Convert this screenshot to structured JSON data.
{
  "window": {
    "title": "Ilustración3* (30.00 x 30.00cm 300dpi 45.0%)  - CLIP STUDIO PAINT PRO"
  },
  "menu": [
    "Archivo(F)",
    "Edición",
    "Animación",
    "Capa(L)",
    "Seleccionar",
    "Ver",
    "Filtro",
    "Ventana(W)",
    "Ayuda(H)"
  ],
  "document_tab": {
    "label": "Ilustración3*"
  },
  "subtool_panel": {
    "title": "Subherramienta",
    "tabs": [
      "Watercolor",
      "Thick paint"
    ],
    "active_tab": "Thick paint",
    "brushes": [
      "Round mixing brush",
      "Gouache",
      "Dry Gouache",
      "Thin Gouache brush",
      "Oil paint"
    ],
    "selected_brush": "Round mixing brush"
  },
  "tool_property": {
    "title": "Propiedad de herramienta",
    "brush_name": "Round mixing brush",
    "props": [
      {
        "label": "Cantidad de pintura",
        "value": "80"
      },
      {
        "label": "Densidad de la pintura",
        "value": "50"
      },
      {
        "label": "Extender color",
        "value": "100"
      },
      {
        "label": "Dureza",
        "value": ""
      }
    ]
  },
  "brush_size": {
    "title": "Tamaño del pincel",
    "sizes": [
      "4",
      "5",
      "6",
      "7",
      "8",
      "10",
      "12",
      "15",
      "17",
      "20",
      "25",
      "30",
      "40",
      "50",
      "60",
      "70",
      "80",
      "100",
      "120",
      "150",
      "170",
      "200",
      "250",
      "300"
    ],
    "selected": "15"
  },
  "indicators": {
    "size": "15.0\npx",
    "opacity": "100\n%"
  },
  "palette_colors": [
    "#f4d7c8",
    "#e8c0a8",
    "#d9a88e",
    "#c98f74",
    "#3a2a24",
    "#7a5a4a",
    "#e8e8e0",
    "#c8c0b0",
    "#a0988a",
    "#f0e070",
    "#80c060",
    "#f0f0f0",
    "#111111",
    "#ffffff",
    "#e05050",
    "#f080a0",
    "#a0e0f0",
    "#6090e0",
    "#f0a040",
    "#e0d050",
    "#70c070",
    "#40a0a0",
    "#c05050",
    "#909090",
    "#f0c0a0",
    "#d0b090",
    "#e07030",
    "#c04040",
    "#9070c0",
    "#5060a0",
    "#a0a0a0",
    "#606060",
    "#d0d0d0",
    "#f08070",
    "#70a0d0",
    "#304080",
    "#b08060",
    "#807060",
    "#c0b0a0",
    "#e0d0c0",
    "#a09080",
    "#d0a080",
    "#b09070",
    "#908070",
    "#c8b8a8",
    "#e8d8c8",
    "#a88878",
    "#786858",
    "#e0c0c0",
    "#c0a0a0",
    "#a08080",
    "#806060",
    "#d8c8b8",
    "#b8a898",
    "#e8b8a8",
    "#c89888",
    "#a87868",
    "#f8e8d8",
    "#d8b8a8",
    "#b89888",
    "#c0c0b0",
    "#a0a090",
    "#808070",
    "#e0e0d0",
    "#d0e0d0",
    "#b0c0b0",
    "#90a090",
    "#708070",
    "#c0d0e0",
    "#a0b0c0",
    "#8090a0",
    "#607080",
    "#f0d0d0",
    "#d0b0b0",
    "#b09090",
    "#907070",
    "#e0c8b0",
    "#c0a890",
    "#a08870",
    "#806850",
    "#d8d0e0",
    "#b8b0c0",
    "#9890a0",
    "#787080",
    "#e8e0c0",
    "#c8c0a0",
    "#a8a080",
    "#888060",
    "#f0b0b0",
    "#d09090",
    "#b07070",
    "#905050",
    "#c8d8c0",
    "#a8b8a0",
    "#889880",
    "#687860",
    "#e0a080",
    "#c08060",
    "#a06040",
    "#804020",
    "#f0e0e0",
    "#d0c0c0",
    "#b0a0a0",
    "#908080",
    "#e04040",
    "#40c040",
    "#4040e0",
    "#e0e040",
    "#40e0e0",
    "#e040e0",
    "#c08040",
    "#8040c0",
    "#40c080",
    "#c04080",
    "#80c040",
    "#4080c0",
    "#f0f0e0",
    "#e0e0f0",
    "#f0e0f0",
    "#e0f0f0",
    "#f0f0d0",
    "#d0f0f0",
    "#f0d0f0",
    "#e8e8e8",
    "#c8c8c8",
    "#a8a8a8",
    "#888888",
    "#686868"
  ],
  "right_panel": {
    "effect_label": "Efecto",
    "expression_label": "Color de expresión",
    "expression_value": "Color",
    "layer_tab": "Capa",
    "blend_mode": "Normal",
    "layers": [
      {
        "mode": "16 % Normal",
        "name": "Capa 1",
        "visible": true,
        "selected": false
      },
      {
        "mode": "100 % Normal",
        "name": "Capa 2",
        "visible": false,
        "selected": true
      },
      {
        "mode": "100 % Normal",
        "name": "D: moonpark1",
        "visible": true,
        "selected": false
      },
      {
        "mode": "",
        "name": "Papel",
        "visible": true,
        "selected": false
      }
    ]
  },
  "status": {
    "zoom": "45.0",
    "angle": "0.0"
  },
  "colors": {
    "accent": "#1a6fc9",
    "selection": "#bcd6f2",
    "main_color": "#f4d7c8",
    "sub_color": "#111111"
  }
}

Task requirements :: All of the records must be retyped exactly as they are.

Result ::
Convert this screenshot to structured JSON data.
{
  "window": {
    "title": "Ilustración3* (30.00 x 30.00cm 300dpi 45.0%)  - CLIP STUDIO PAINT PRO"
  },
  "menu": [
    "Archivo(F)",
    "Edición",
    "Animación",
    "Capa(L)",
    "Seleccionar",
    "Ver",
    "Filtro",
    "Ventana(W)",
    "Ayuda(H)"
  ],
  "document_tab": {
    "label": "Ilustración3*"
  },
  "subtool_panel": {
    "title": "Subherramienta",
    "tabs": [
      "Watercolor",
      "Thick paint"
    ],
    "active_tab": "Thick paint",
    "brushes": [
      "Round mixing brush",
      "Gouache",
      "Dry Gouache",
      "Thin Gouache brush",
      "Oil paint"
    ],
    "selected_brush": "Round mixing brush"
  },
  "tool_property": {
    "title": "Propiedad de herramienta",
    "brush_name": "Round mixing brush",
    "props": [
      {
        "label": "Cantidad de pintura",
        "value": "80"
      },
      {
        "label": "Densidad de la pintura",
        "value": "50"
      },
      {
        "label": "Extender color",
        "value": "100"
      },
      {
        "label": "Dureza",
        "value": ""
      }
    ]
  },
  "brush_size": {
    "title": "Tamaño del pincel",
    "sizes": [
      "4",
      "5",
      "6",
      "7",
      "8",
      "10",
      "12",
      "15",
      "17",
      "20",
      "25",
      "30",
      "40",
      "50",
      "60",
      "70",
      "80",
      "100",
      "120",
      "150",
      "170",
      "200",
      "250",
      "300"
    ],
    "selected": "15"
  },
  "indicators": {
    "size": "15.0\npx",
    "opacity": "100\n%"
  },
  "palette_colors": [
    "#f4d7c8",
    "#e8c0a8",
    "#d9a88e",
    "#c98f74",
    "#3a2a24",
    "#7a5a4a",
    "#e8e8e0",
    "#c8c0b0",
    "#a0988a",
    "#f0e070",
    "#80c060",
    "#f0f0f0",
    "#111111",
    "#ffffff",
    "#e05050",
    "#f080a0",
    "#a0e0f0",
    "#6090e0",
    "#f0a040",
    "#e0d050",
    "#70c070",
    "#40a0a0",
    "#c05050",
    "#909090",
    "#f0c0a0",
    "#d0b090",
    "#e07030",
    "#c04040",
    "#9070c0",
    "#5060a0",
    "#a0a0a0",
    "#606060",
    "#d0d0d0",
    "#f08070",
    "#70a0d0",
    "#304080",
    "#b08060",
    "#807060",
    "#c0b0a0",
    "#e0d0c0",
    "#a09080",
    "#d0a080",
    "#b09070",
    "#908070",
    "#c8b8a8",
    "#e8d8c8",
    "#a88878",
    "#786858",
    "#e0c0c0",
    "#c0a0a0",
    "#a08080",
    "#806060",
    "#d8c8b8",
    "#b8a898",
    "#e8b8a8",
    "#c89888",
    "#a87868",
    "#f8e8d8",
    "#d8b8a8",
    "#b89888",
    "#c0c0b0",
    "#a0a090",
    "#808070",
    "#e0e0d0",
    "#d0e0d0",
    "#b0c0b0",
    "#90a090",
    "#708070",
    "#c0d0e0",
    "#a0b0c0",
    "#8090a0",
    "#607080",
    "#f0d0d0",
    "#d0b0b0",
    "#b09090",
    "#907070",
    "#e0c8b0",
    "#c0a890",
    "#a08870",
    "#806850",
    "#d8d0e0",
    "#b8b0c0",
    "#9890a0",
    "#787080",
    "#e8e0c0",
    "#c8c0a0",
    "#a8a080",
    "#888060",
    "#f0b0b0",
    "#d09090",
    "#b07070",
    "#905050",
    "#c8d8c0",
    "#a8b8a0",
    "#889880",
    "#687860",
    "#e0a080",
    "#c08060",
    "#a06040",
    "#804020",
    "#f0e0e0",
    "#d0c0c0",
    "#b0a0a0",
    "#908080",
    "#e04040",
    "#40c040",
    "#4040e0",
    "#e0e040",
    "#40e0e0",
    "#e040e0",
    "#c08040",
    "#8040c0",
    "#40c080",
    "#c04080",
    "#80c040",
    "#4080c0",
    "#f0f0e0",
    "#e0e0f0",
    "#f0e0f0",
    "#e0f0f0",
    "#f0f0d0",
    "#d0f0f0",
    "#f0d0f0",
    "#e8e8e8",
    "#c8c8c8",
    "#a8a8a8",
    "#888888",
    "#686868"
  ],
  "right_panel": {
    "effect_label": "Efecto",
    "expression_label": "Color de expresión",
    "expression_value": "Color",
    "layer_tab": "Capa",
    "blend_mode": "Normal",
    "layers": [
      {
        "mode": "16 % Normal",
        "name": "Capa 1",
        "visible": true,
        "selected": false
      },
      {
        "mode": "100 % Normal",
        "name": "Capa 2",
        "visible": false,
        "selected": true
      },
      {
        "mode": "100 % Normal",
        "name": "D: moonpark1",
        "visible": true,
        "selected": false
      },
      {
        "mode": "",
        "name": "Papel",
        "visible": true,
        "selected": false
      }
    ]
  },
  "status": {
    "zoom": "45.0",
    "angle": "0.0"
  },
  "colors": {
    "accent": "#1a6fc9",
    "selection": "#bcd6f2",
    "main_color": "#f4d7c8",
    "sub_color": "#111111"
  }
}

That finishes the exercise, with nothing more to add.